**Exercise materials**
+===+

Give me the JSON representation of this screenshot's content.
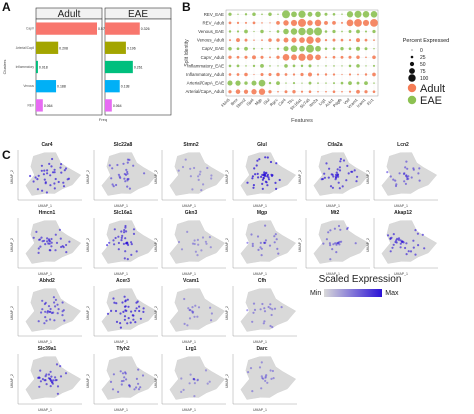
{
  "panel_a": {
    "letter": "A",
    "facets": [
      "Adult",
      "EAE"
    ],
    "ylabel": "Clusters",
    "xlabel": "Freq",
    "clusters": [
      "CapV",
      "Arterial/Capil",
      "Inflammatory",
      "Venous",
      "REV"
    ],
    "colors": [
      "#f8766d",
      "#a3a500",
      "#00bf7d",
      "#00b0f6",
      "#e76bf3"
    ],
    "adult_values": [
      0.572,
      0.208,
      0.018,
      0.188,
      0.064
    ],
    "eae_values": [
      0.326,
      0.196,
      0.261,
      0.138,
      0.064
    ],
    "adult_labels": [
      "0.572",
      "0.208",
      "0.018",
      "0.188",
      "0.064"
    ],
    "eae_labels": [
      "0.326",
      "0.196",
      "0.261",
      "0.138",
      "0.064"
    ]
  },
  "panel_b": {
    "letter": "B",
    "ylabel": "Split Identity",
    "xlabel": "Features",
    "rows": [
      "REV_EAE",
      "REV_Adult",
      "Venous_EAE",
      "Venous_Adult",
      "CapV_EAE",
      "CapV_Adult",
      "Inflammatory_EAE",
      "Inflammatory_Adult",
      "Arterial/CapA_EAE",
      "Arterial/CapA_Adult"
    ],
    "features": [
      "Fbln5",
      "Bmx",
      "Stmn2",
      "Gja4",
      "Mgp",
      "Glul",
      "Rgcc",
      "Car4",
      "Tfrc",
      "Slc16a1",
      "Slc7a5",
      "Itm2a",
      "Lrg1",
      "Ackr1",
      "Pdgfb",
      "Vwf",
      "Vcam1",
      "Icam1",
      "Il1r1"
    ],
    "legend_title": "Percent Expressed",
    "size_legend": [
      "0",
      "25",
      "50",
      "75",
      "100"
    ],
    "group_legend": [
      "Adult",
      "EAE"
    ],
    "group_colors": [
      "#f47c55",
      "#8cc152"
    ]
  },
  "panel_c": {
    "letter": "C",
    "x_axis_label": "UMAP_1",
    "y_axis_label": "UMAP_2",
    "genes": [
      "Car4",
      "Slc22a8",
      "Stmn2",
      "Glul",
      "Ctla2a",
      "Lcn2",
      "Hmcn1",
      "Slc16a1",
      "Gkn3",
      "Mgp",
      "Mt2",
      "Akap12",
      "Abhd2",
      "Acer3",
      "Vcam1",
      "Cfh",
      "Slc39a1",
      "Tfyh2",
      "Lrg1",
      "Darc"
    ],
    "legend_title": "Scaled Expression",
    "legend_min": "Min",
    "legend_max": "Max",
    "low_color": "#d9d9d9",
    "high_color": "#2a11d6"
  }
}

+===+

**Exercise**
Please copy every record above exactly, but leave the pictures out.

**Response box**
Give me the JSON representation of this screenshot's content.
{
  "panel_a": {
    "letter": "A",
    "facets": [
      "Adult",
      "EAE"
    ],
    "ylabel": "Clusters",
    "xlabel": "Freq",
    "clusters": [
      "CapV",
      "Arterial/Capil",
      "Inflammatory",
      "Venous",
      "REV"
    ],
    "colors": [
      "#f8766d",
      "#a3a500",
      "#00bf7d",
      "#00b0f6",
      "#e76bf3"
    ],
    "adult_values": [
      0.572,
      0.208,
      0.018,
      0.188,
      0.064
    ],
    "eae_values": [
      0.326,
      0.196,
      0.261,
      0.138,
      0.064
    ],
    "adult_labels": [
      "0.572",
      "0.208",
      "0.018",
      "0.188",
      "0.064"
    ],
    "eae_labels": [
      "0.326",
      "0.196",
      "0.261",
      "0.138",
      "0.064"
    ]
  },
  "panel_b": {
    "letter": "B",
    "ylabel": "Split Identity",
    "xlabel": "Features",
    "rows": [
      "REV_EAE",
      "REV_Adult",
      "Venous_EAE",
      "Venous_Adult",
      "CapV_EAE",
      "CapV_Adult",
      "Inflammatory_EAE",
      "Inflammatory_Adult",
      "Arterial/CapA_EAE",
      "Arterial/CapA_Adult"
    ],
    "features": [
      "Fbln5",
      "Bmx",
      "Stmn2",
      "Gja4",
      "Mgp",
      "Glul",
      "Rgcc",
      "Car4",
      "Tfrc",
      "Slc16a1",
      "Slc7a5",
      "Itm2a",
      "Lrg1",
      "Ackr1",
      "Pdgfb",
      "Vwf",
      "Vcam1",
      "Icam1",
      "Il1r1"
    ],
    "legend_title": "Percent Expressed",
    "size_legend": [
      "0",
      "25",
      "50",
      "75",
      "100"
    ],
    "group_legend": [
      "Adult",
      "EAE"
    ],
    "group_colors": [
      "#f47c55",
      "#8cc152"
    ]
  },
  "panel_c": {
    "letter": "C",
    "x_axis_label": "UMAP_1",
    "y_axis_label": "UMAP_2",
    "genes": [
      "Car4",
      "Slc22a8",
      "Stmn2",
      "Glul",
      "Ctla2a",
      "Lcn2",
      "Hmcn1",
      "Slc16a1",
      "Gkn3",
      "Mgp",
      "Mt2",
      "Akap12",
      "Abhd2",
      "Acer3",
      "Vcam1",
      "Cfh",
      "Slc39a1",
      "Tfyh2",
      "Lrg1",
      "Darc"
    ],
    "legend_title": "Scaled Expression",
    "legend_min": "Min",
    "legend_max": "Max",
    "low_color": "#d9d9d9",
    "high_color": "#2a11d6"
  }
}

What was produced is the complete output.